> **Passage cité**:
──────
En Creuse, l'association Canopée est parvenue à mettre fin à la coupe d'une forêt en pointant la présence de chauves-souris. Une interruption de chantier inédite qui met en avant la destruction d'espèces protégées par les coupes rases.

Lundi 19 mai, dans une forêt de l’ouest de la Creuse. Au milieu d’une clairière ouverte par une abatteuse, une dizaine de militants venus empêcher une coupe rase enjambent les troncs des arbres fraîchement tombés. L’air sereins, la mine réjouie, ils discutent, passent des coups de téléphone à des camarades de lutte, répondent aux médias dans une ambiance relâchée.

À quelques dizaines de mètres, pourtant, le conducteur de l’engin de coupe forestière finit sa journée de travail : à l’aide de sa lourde machine, il soulève les troncs, les ébranche et les coupe avec fracas. Un travail de billonnage qui ne lui prend que quelques secondes par arbres.

Les militants n’esquissent pas un geste pour tenter de s’opposer au chantier, et pour cause : à peine l’action lancée, ces derniers ont trouvé un accord avec le forestier. Ce dernier à cessé la coupe, tandis que les défenseurs de la forêt le laissent débiter les arbres déjà abattus. Heureusement, il s’agit de résineux exploités en monoculture, de moindre intérêts écologique que les arbres aux alentours.

« Il reste 6 hectares debout, avec des chênes, des hêtres, des vieux bois intéressants du point de vue de la biodiversité » se réjouit Bruno Doucet, chargé de campagne « forêts françaises » de l’association Canopée, peu habitué à parvenir à interrompre les coupes rases.

La situation est inédite. « C’est la première fois qu’on fait ça, témoigne-t-il. Selon ce que j’en sais, dans les différentes coupes où cela a pu avoir lieu, c’est la première fois que ça se passe aussi tranquillement. »

Une interruption de chantier réussie en grande partie grâce à la présence d’espèces protégées sur la parcelle selon le militant.
──────
> **Entrées affichées**:

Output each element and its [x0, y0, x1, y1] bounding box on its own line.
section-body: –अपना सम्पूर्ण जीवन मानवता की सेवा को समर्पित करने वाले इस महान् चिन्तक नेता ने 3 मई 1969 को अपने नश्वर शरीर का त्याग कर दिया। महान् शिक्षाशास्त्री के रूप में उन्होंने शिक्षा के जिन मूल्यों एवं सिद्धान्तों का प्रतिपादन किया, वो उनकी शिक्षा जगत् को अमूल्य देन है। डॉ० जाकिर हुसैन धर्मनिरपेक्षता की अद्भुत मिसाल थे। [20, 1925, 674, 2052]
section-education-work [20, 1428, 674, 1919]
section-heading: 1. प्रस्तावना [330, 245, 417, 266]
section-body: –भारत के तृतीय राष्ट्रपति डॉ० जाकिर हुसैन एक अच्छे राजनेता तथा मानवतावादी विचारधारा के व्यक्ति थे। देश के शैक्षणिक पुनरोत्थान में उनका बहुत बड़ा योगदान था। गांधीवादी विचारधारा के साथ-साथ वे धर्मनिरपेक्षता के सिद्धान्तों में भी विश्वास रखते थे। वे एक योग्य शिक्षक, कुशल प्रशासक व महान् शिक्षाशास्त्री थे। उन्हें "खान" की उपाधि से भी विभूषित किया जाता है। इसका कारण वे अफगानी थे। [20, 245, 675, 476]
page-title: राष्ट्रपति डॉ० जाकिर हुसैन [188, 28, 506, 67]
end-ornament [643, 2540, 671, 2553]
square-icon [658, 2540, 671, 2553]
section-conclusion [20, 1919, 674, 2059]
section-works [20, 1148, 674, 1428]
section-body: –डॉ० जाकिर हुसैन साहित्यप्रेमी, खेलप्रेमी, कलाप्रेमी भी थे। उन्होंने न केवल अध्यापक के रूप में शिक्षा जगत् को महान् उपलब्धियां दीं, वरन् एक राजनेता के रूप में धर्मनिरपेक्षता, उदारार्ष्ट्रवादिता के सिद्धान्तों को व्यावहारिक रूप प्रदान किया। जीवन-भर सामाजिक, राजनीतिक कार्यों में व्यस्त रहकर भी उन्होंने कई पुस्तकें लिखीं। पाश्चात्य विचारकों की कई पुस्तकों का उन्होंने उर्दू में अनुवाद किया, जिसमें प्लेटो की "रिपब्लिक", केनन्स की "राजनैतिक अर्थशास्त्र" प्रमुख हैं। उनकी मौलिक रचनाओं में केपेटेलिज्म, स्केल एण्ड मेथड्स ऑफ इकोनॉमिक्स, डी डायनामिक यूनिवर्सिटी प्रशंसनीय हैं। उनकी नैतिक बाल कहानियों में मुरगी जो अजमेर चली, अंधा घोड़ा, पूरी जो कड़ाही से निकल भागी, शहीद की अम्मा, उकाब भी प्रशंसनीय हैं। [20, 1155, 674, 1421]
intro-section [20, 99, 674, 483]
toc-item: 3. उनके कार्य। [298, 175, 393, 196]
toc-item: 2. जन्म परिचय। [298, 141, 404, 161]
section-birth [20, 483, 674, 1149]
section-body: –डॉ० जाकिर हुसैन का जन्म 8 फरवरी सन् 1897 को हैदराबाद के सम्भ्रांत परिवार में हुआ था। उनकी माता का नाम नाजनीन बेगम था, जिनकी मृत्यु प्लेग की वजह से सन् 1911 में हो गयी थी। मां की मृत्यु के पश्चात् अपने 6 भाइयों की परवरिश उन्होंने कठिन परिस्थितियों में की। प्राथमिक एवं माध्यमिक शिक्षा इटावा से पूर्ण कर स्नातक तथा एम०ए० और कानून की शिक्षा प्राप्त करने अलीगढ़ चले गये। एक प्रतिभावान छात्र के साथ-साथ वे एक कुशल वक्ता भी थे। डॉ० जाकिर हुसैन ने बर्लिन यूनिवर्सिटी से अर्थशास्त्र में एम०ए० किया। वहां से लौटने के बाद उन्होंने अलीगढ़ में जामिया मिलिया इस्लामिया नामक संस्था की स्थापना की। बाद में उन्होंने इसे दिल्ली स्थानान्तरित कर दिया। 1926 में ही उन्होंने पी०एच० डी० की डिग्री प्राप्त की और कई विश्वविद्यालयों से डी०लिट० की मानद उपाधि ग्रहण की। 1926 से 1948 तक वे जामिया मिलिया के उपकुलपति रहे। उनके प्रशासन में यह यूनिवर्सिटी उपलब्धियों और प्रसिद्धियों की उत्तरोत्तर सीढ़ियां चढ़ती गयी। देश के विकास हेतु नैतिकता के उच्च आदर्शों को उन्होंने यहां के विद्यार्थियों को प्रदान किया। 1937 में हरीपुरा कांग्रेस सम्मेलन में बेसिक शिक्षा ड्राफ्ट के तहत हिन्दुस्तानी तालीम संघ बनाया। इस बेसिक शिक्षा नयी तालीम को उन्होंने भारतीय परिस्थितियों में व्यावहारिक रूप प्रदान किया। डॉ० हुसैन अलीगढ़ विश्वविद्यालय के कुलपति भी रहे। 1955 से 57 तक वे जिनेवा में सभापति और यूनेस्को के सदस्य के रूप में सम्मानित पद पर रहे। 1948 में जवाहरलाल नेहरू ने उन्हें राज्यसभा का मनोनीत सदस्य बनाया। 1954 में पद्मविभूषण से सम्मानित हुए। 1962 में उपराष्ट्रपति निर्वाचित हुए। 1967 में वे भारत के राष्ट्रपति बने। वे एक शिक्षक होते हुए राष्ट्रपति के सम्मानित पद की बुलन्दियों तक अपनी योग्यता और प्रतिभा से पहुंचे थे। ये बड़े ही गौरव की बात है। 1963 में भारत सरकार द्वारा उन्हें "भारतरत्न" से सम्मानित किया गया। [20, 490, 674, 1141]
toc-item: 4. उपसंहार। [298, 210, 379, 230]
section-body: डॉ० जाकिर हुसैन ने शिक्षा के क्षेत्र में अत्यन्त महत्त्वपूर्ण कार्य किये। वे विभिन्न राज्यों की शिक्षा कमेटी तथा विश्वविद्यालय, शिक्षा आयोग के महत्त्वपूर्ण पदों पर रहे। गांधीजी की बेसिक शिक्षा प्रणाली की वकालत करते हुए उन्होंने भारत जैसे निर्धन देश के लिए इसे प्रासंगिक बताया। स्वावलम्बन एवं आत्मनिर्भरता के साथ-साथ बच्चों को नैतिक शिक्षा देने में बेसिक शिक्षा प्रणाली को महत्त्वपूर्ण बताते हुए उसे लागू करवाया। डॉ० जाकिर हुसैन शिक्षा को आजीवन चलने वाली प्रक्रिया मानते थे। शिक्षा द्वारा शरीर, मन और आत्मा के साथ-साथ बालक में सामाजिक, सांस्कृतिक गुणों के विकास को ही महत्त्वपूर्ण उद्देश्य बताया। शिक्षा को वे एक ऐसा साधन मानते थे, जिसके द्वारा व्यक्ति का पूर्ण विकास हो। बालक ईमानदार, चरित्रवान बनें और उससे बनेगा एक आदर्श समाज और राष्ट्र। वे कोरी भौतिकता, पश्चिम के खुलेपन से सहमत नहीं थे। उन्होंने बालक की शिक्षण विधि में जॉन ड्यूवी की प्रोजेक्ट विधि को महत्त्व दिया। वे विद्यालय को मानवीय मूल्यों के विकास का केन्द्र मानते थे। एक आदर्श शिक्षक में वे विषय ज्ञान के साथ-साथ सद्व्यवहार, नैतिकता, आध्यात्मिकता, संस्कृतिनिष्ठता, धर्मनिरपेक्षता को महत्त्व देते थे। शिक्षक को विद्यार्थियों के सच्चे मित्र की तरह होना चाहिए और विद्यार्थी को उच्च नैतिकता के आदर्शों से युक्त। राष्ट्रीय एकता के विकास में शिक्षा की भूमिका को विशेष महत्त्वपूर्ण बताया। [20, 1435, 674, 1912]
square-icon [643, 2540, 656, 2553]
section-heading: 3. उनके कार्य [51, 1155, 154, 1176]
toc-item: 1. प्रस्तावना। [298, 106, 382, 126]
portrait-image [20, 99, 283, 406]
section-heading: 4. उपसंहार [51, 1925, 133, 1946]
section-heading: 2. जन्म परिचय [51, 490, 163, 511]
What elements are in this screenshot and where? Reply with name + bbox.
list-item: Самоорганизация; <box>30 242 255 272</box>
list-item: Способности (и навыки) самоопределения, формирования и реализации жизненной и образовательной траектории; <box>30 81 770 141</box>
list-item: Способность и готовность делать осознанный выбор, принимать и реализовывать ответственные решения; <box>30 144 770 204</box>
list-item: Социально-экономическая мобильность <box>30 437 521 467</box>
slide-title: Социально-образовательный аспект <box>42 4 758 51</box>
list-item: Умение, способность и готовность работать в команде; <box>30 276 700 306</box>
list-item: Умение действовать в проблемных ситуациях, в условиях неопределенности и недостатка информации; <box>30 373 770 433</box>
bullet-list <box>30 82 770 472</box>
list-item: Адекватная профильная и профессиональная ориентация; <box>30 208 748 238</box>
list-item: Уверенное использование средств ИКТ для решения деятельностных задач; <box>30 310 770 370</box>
──────
> **Travail à faire**:
1. Relevez, dans le paragraphe du passage cité qui commence par « Lundi 19 mai », toutes les actions accomplies par les militants dans la clairière.
2. Répondez brièvement aux questions suivantes d'après le passage cité :
(a) Dans quel département se trouve la forêt concernée ?
(b) Quelle fonction Bruno Doucet occupe-t-il au sein de l'association Canopée ?
(c) Combien d'hectares restent debout selon lui ?
Les lignes reproduites ici sont tirées d'une source différente.

> **Réponses dans l'ordre**:
1.
- Ils enjambent les troncs des arbres fraîchement tombés.
- Ils discutent.
- Ils passent des coups de téléphone à des camarades de lutte.
- Ils répondent aux médias.

2.
(a) En Creuse, dans l'ouest du département.
(b) Il est chargé de campagne « forêts françaises ».
(c) Il reste 6 hectares debout.